DATA ENTRIES ::
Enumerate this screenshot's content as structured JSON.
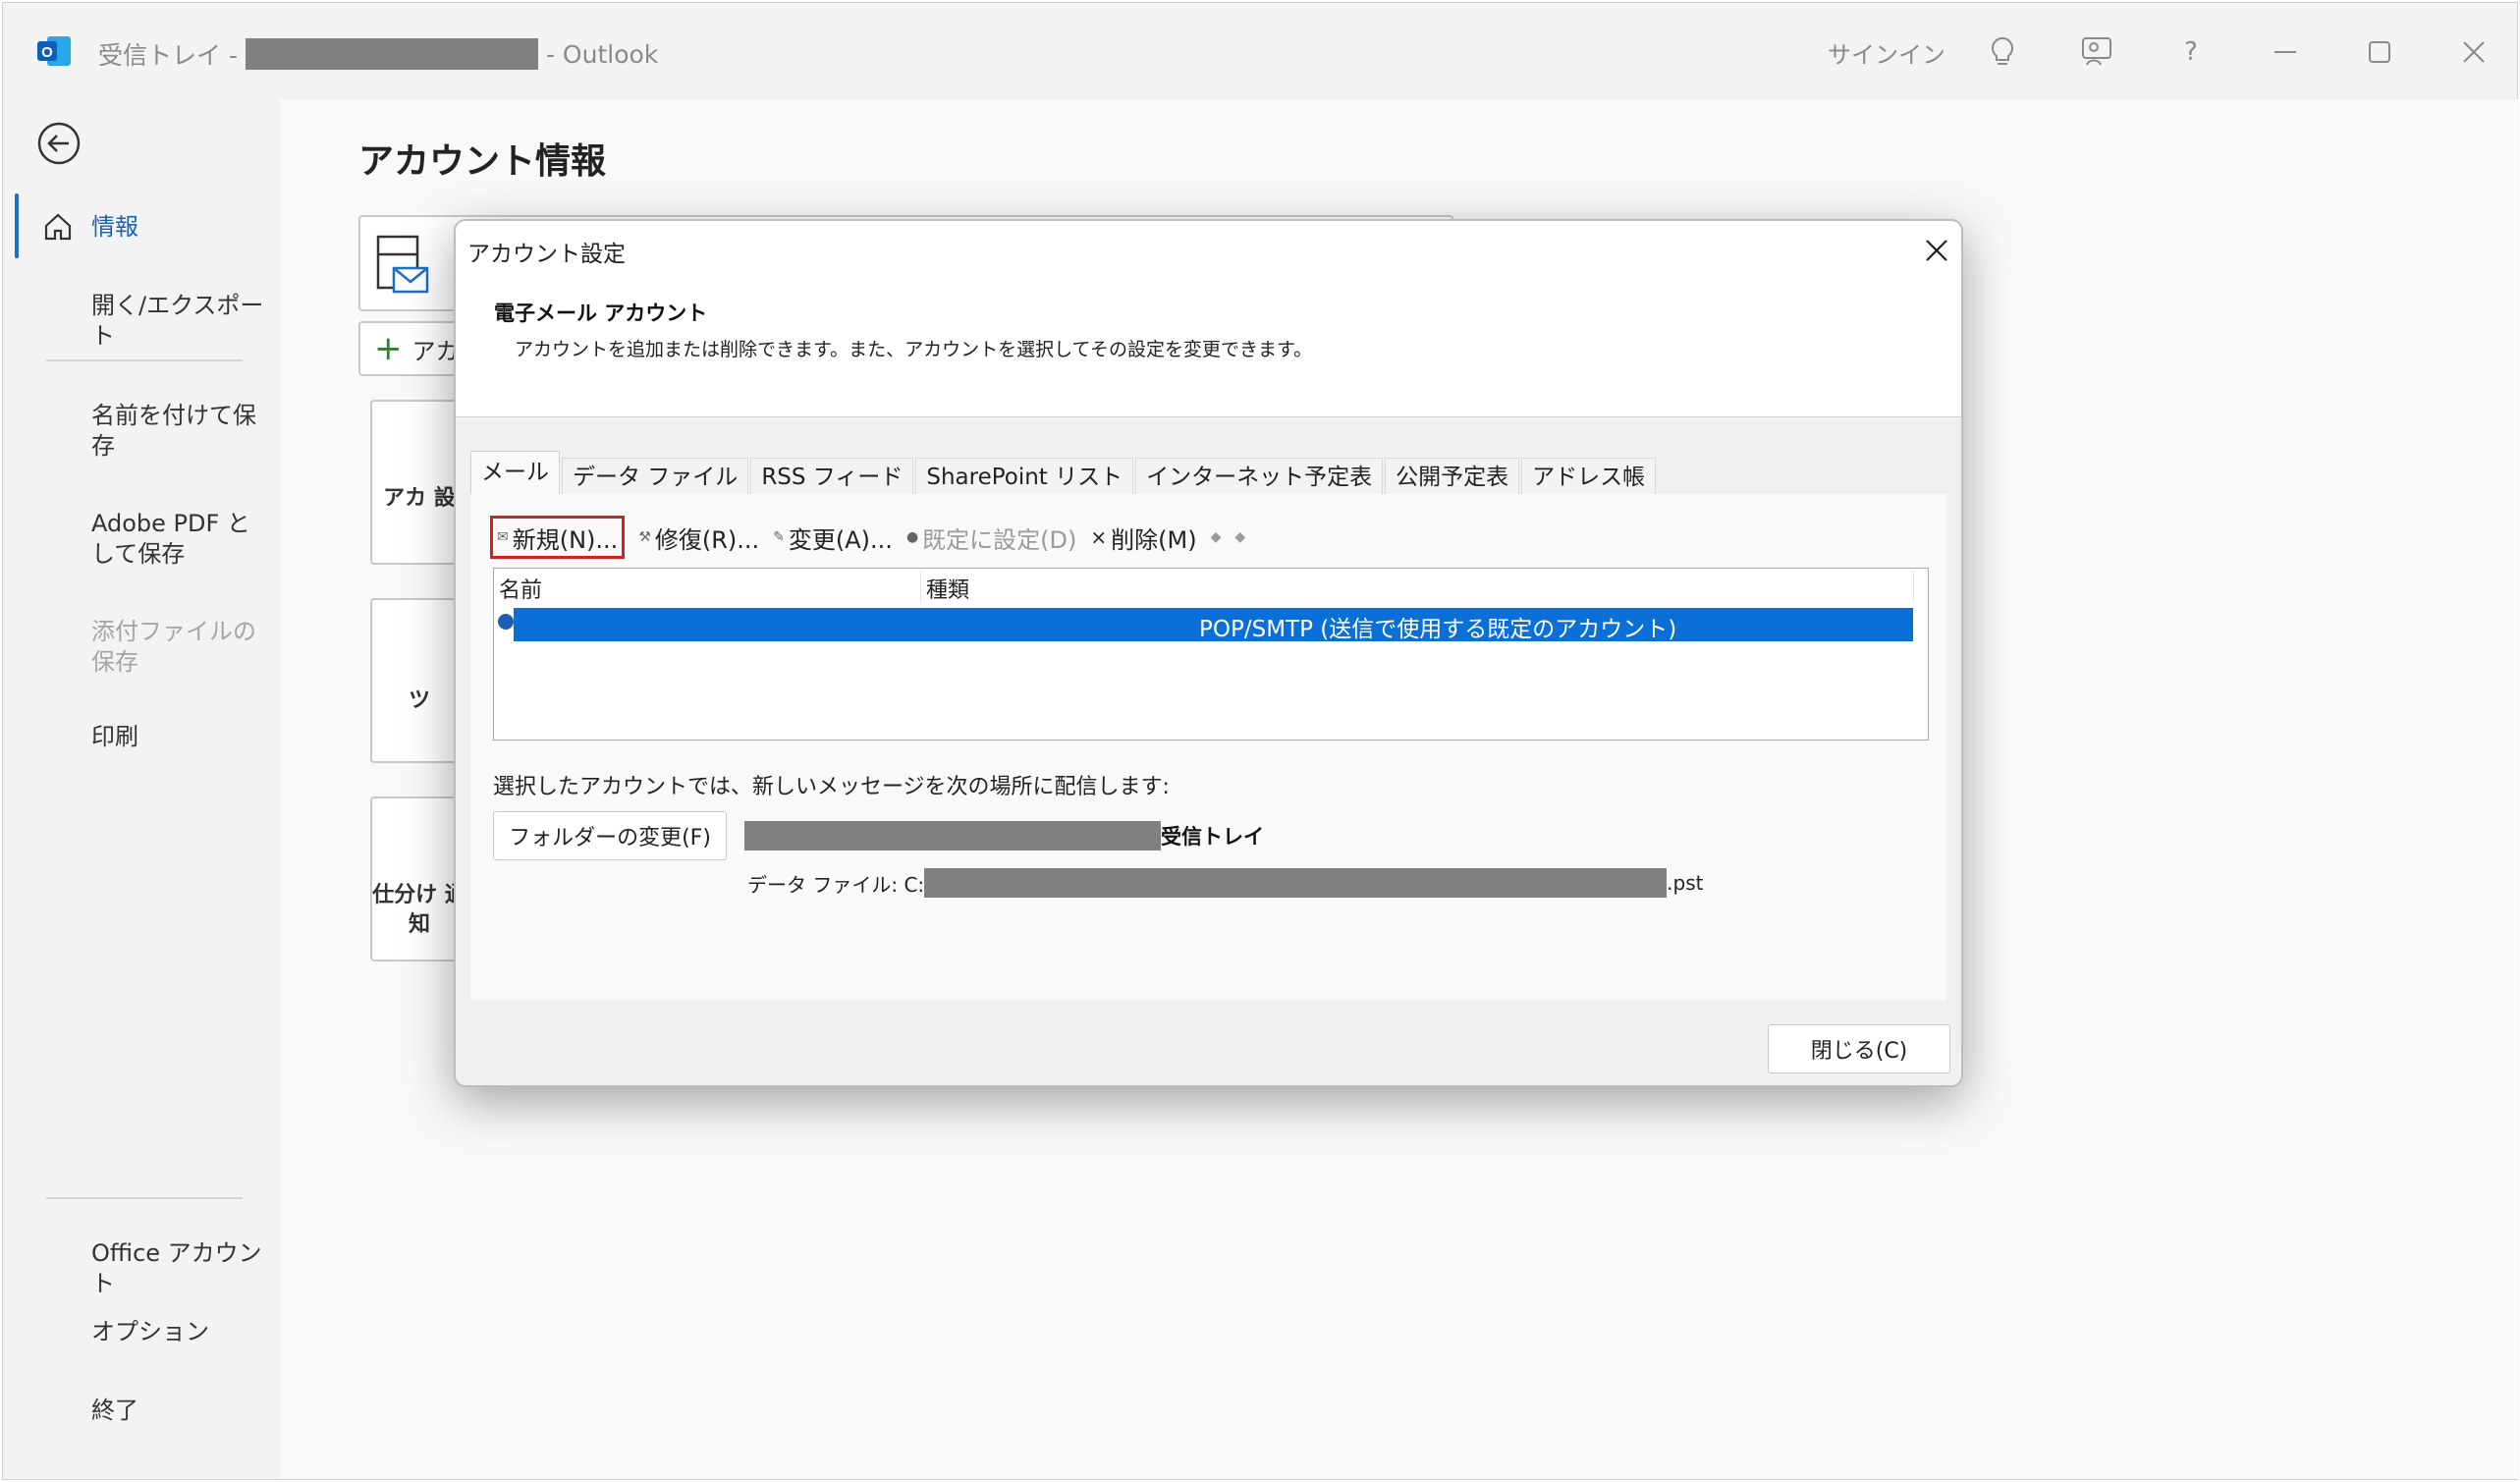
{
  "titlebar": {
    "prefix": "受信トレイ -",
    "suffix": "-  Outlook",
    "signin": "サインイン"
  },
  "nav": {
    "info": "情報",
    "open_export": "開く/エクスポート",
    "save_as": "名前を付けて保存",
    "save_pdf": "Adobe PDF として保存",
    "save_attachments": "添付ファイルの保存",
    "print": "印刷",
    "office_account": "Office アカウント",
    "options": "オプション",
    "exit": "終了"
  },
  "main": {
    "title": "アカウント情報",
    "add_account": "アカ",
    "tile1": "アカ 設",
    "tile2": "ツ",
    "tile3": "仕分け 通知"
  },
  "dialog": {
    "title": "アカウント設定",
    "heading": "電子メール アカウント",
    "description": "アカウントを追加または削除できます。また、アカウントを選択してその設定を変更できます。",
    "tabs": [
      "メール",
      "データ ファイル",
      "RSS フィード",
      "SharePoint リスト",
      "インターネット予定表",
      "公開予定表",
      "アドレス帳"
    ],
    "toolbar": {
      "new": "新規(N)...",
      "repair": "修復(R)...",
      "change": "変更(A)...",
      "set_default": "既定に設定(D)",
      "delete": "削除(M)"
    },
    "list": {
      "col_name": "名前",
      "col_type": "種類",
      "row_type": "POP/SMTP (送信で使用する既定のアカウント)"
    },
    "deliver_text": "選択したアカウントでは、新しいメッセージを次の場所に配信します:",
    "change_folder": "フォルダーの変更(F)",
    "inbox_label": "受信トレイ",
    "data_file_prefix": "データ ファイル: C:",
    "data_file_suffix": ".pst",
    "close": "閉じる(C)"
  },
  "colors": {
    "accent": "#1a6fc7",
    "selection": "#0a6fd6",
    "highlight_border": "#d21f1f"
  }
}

PROBLEM REQUIREMENTS :: Give back each entry exactly as it appears, with no pictures.

EXERCISE SOLUTION ::
Enumerate this screenshot's content as structured JSON.
{
  "titlebar": {
    "prefix": "受信トレイ -",
    "suffix": "-  Outlook",
    "signin": "サインイン"
  },
  "nav": {
    "info": "情報",
    "open_export": "開く/エクスポート",
    "save_as": "名前を付けて保存",
    "save_pdf": "Adobe PDF として保存",
    "save_attachments": "添付ファイルの保存",
    "print": "印刷",
    "office_account": "Office アカウント",
    "options": "オプション",
    "exit": "終了"
  },
  "main": {
    "title": "アカウント情報",
    "add_account": "アカ",
    "tile1": "アカ 設",
    "tile2": "ツ",
    "tile3": "仕分け 通知"
  },
  "dialog": {
    "title": "アカウント設定",
    "heading": "電子メール アカウント",
    "description": "アカウントを追加または削除できます。また、アカウントを選択してその設定を変更できます。",
    "tabs": [
      "メール",
      "データ ファイル",
      "RSS フィード",
      "SharePoint リスト",
      "インターネット予定表",
      "公開予定表",
      "アドレス帳"
    ],
    "toolbar": {
      "new": "新規(N)...",
      "repair": "修復(R)...",
      "change": "変更(A)...",
      "set_default": "既定に設定(D)",
      "delete": "削除(M)"
    },
    "list": {
      "col_name": "名前",
      "col_type": "種類",
      "row_type": "POP/SMTP (送信で使用する既定のアカウント)"
    },
    "deliver_text": "選択したアカウントでは、新しいメッセージを次の場所に配信します:",
    "change_folder": "フォルダーの変更(F)",
    "inbox_label": "受信トレイ",
    "data_file_prefix": "データ ファイル: C:",
    "data_file_suffix": ".pst",
    "close": "閉じる(C)"
  },
  "colors": {
    "accent": "#1a6fc7",
    "selection": "#0a6fd6",
    "highlight_border": "#d21f1f"
  }
}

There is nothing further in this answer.